▸ **Problem to work on**: Find each line with the string "Fare" and copy it.

▸ **Dataset content**:
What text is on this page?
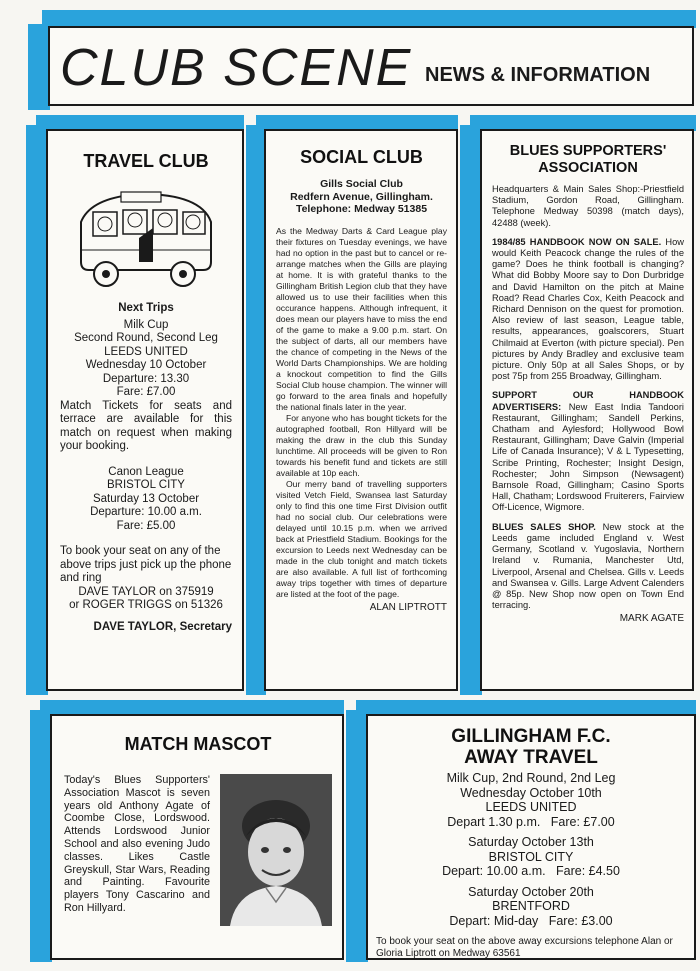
CLUB SCENE NEWS & INFORMATION
TRAVEL CLUB

Next Trips

Milk Cup

Second Round, Second Leg

LEEDS UNITED

Wednesday 10 October

Departure: 13.30

Fare: £7.00

Match Tickets for seats and terrace are available for this match on request when making your booking.

Canon League

BRISTOL CITY

Saturday 13 October

Departure: 10.00 a.m.

Fare: £5.00

To book your seat on any of the above trips just pick up the phone and ring

DAVE TAYLOR on 375919

or ROGER TRIGGS on 51326

DAVE TAYLOR, Secretary

SOCIAL CLUB

Gills Social Club

Redfern Avenue, Gillingham.

Telephone: Medway 51385

As the Medway Darts & Card League play their fixtures on Tuesday evenings, we have had no option in the past but to cancel or re-arrange matches when the Gills are playing at home. It is with grateful thanks to the Gillingham British Legion club that they have allowed us to use their facilities when this occurance happens. Although infrequent, it does mean our players have to miss the end of the game to make a 9.00 p.m. start. On the subject of darts, all our members have the chance of competing in the News of the World Darts Championships. We are holding a knockout competition to find the Gills Social Club house champion. The winner will go forward to the area finals and hopefully the national finals later in the year.

For anyone who has bought tickets for the autographed football, Ron Hillyard will be making the draw in the club this Sunday lunchtime. All proceeds will be given to Ron towards his benefit fund and tickets are still available at 10p each.

Our merry band of travelling supporters visited Vetch Field, Swansea last Saturday only to find this one time First Division outfit had no social club. Our celebrations were delayed until 10.15 p.m. when we arrived back at Priestfield Stadium. Bookings for the excursion to Leeds next Wednesday can be made in the club tonight and match tickets are also available. A full list of forthcoming away trips together with times of departure are listed at the foot of the page.

ALAN LIPTROTT

BLUES SUPPORTERS' ASSOCIATION

Headquarters & Main Sales Shop:-Priestfield Stadium, Gordon Road, Gillingham. Telephone Medway 50398 (match days), 42488 (week).

1984/85 HANDBOOK NOW ON SALE. How would Keith Peacock change the rules of the game? Does he think football is changing? What did Bobby Moore say to Don Durbridge and David Hamilton on the pitch at Maine Road? Read Charles Cox, Keith Peacock and Richard Dennison on the quest for promotion. Also review of last season, League table, results, appearances, goalscorers, Stuart Chilmaid at Everton (with picture special). Pen pictures by Andy Bradley and exclusive team picture. Only 50p at all Sales Shops, or by post 75p from 255 Broadway, Gillingham.

SUPPORT OUR HANDBOOK ADVERTISERS: New East India Tandoori Restaurant, Gillingham; Sandell Perkins, Chatham and Aylesford; Hollywood Bowl Restaurant, Gillingham; Dave Galvin (Imperial Life of Canada Insurance); V & L Typesetting, Scribe Printing, Rochester; Insight Design, Rochester; John Simpson (Newsagent) Barnsole Road, Gillingham; Casino Sports Hall, Chatham; Lordswood Fruiterers, Fairview Off-Licence, Wigmore.

BLUES SALES SHOP. New stock at the Leeds game included England v. West Germany, Scotland v. Yugoslavia, Northern Ireland v. Rumania, Manchester Utd, Liverpool, Arsenal and Chelsea. Gills v. Leeds and Swansea v. Gills. Large Advent Calenders @ 85p. New Shop now open on Town End terracing.

MARK AGATE

MATCH MASCOT

Today's Blues Supporters' Association Mascot is seven years old Anthony Agate of Coombe Close, Lordswood. Attends Lordswood Junior School and also evening Judo classes. Likes Castle Greyskull, Star Wars, Reading and Painting. Favourite players Tony Cascarino and Ron Hillyard.

GILLINGHAM F.C.
AWAY TRAVEL

Milk Cup, 2nd Round, 2nd Leg

Wednesday October 10th

LEEDS UNITED

Depart 1.30 p.m.   Fare: £7.00

Saturday October 13th

BRISTOL CITY

Depart: 10.00 a.m.   Fare: £4.50

Saturday October 20th

BRENTFORD

Depart: Mid-day   Fare: £3.00

To book your seat on the above away excursions telephone Alan or Gloria Liptrott on Medway 63561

▸ **Finished exercise**:
Fare: £7.00
Fare: £5.00
Depart 1.30 p.m.   Fare: £7.00
Depart: 10.00 a.m.   Fare: £4.50
Depart: Mid-day   Fare: £3.00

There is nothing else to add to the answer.